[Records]
+++
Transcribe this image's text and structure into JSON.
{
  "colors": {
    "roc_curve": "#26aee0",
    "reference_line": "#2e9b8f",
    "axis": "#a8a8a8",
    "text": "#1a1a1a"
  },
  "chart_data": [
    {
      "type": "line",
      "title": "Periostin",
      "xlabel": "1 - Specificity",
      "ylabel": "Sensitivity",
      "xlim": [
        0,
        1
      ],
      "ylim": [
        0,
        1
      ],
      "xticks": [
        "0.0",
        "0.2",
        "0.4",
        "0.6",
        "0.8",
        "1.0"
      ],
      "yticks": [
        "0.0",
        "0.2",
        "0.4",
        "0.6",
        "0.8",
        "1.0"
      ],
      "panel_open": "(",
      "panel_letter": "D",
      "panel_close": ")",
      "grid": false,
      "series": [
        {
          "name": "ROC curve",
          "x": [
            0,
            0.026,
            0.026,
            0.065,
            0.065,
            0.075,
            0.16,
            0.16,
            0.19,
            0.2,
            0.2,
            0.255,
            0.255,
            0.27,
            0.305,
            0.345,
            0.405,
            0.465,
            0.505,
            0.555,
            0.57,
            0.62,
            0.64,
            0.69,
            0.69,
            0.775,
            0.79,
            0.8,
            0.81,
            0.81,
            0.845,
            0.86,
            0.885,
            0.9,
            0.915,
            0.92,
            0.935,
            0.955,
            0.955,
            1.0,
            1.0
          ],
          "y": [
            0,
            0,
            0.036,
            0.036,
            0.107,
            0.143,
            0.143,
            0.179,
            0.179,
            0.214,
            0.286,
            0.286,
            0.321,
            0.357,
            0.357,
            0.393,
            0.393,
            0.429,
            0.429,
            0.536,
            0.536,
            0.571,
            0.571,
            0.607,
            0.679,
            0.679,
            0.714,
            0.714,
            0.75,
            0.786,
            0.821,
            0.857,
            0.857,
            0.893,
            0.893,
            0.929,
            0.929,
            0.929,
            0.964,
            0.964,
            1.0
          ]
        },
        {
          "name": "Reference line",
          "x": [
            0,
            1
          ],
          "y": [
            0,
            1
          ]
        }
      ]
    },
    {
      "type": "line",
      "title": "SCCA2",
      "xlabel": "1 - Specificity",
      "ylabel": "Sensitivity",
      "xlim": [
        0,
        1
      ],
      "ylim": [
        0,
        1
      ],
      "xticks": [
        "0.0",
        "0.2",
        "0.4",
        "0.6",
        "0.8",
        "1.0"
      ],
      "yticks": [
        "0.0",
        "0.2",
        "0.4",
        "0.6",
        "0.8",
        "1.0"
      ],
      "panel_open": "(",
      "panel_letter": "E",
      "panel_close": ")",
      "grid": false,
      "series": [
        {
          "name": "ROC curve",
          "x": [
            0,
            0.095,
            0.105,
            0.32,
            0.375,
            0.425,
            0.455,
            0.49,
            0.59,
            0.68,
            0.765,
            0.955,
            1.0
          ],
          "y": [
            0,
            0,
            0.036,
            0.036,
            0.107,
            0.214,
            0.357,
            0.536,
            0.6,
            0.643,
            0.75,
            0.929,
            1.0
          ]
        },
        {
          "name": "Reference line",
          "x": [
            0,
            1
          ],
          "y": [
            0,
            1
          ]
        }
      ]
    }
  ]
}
+++
Reproduce the listing in full. Keep it exactly as written.

Transcribe this image's text and structure into JSON.
{
  "colors": {
    "roc_curve": "#26aee0",
    "reference_line": "#2e9b8f",
    "axis": "#a8a8a8",
    "text": "#1a1a1a"
  },
  "chart_data": [
    {
      "type": "line",
      "title": "Periostin",
      "xlabel": "1 - Specificity",
      "ylabel": "Sensitivity",
      "xlim": [
        0,
        1
      ],
      "ylim": [
        0,
        1
      ],
      "xticks": [
        "0.0",
        "0.2",
        "0.4",
        "0.6",
        "0.8",
        "1.0"
      ],
      "yticks": [
        "0.0",
        "0.2",
        "0.4",
        "0.6",
        "0.8",
        "1.0"
      ],
      "panel_open": "(",
      "panel_letter": "D",
      "panel_close": ")",
      "grid": false,
      "series": [
        {
          "name": "ROC curve",
          "x": [
            0,
            0.026,
            0.026,
            0.065,
            0.065,
            0.075,
            0.16,
            0.16,
            0.19,
            0.2,
            0.2,
            0.255,
            0.255,
            0.27,
            0.305,
            0.345,
            0.405,
            0.465,
            0.505,
            0.555,
            0.57,
            0.62,
            0.64,
            0.69,
            0.69,
            0.775,
            0.79,
            0.8,
            0.81,
            0.81,
            0.845,
            0.86,
            0.885,
            0.9,
            0.915,
            0.92,
            0.935,
            0.955,
            0.955,
            1.0,
            1.0
          ],
          "y": [
            0,
            0,
            0.036,
            0.036,
            0.107,
            0.143,
            0.143,
            0.179,
            0.179,
            0.214,
            0.286,
            0.286,
            0.321,
            0.357,
            0.357,
            0.393,
            0.393,
            0.429,
            0.429,
            0.536,
            0.536,
            0.571,
            0.571,
            0.607,
            0.679,
            0.679,
            0.714,
            0.714,
            0.75,
            0.786,
            0.821,
            0.857,
            0.857,
            0.893,
            0.893,
            0.929,
            0.929,
            0.929,
            0.964,
            0.964,
            1.0
          ]
        },
        {
          "name": "Reference line",
          "x": [
            0,
            1
          ],
          "y": [
            0,
            1
          ]
        }
      ]
    },
    {
      "type": "line",
      "title": "SCCA2",
      "xlabel": "1 - Specificity",
      "ylabel": "Sensitivity",
      "xlim": [
        0,
        1
      ],
      "ylim": [
        0,
        1
      ],
      "xticks": [
        "0.0",
        "0.2",
        "0.4",
        "0.6",
        "0.8",
        "1.0"
      ],
      "yticks": [
        "0.0",
        "0.2",
        "0.4",
        "0.6",
        "0.8",
        "1.0"
      ],
      "panel_open": "(",
      "panel_letter": "E",
      "panel_close": ")",
      "grid": false,
      "series": [
        {
          "name": "ROC curve",
          "x": [
            0,
            0.095,
            0.105,
            0.32,
            0.375,
            0.425,
            0.455,
            0.49,
            0.59,
            0.68,
            0.765,
            0.955,
            1.0
          ],
          "y": [
            0,
            0,
            0.036,
            0.036,
            0.107,
            0.214,
            0.357,
            0.536,
            0.6,
            0.643,
            0.75,
            0.929,
            1.0
          ]
        },
        {
          "name": "Reference line",
          "x": [
            0,
            1
          ],
          "y": [
            0,
            1
          ]
        }
      ]
    }
  ]
}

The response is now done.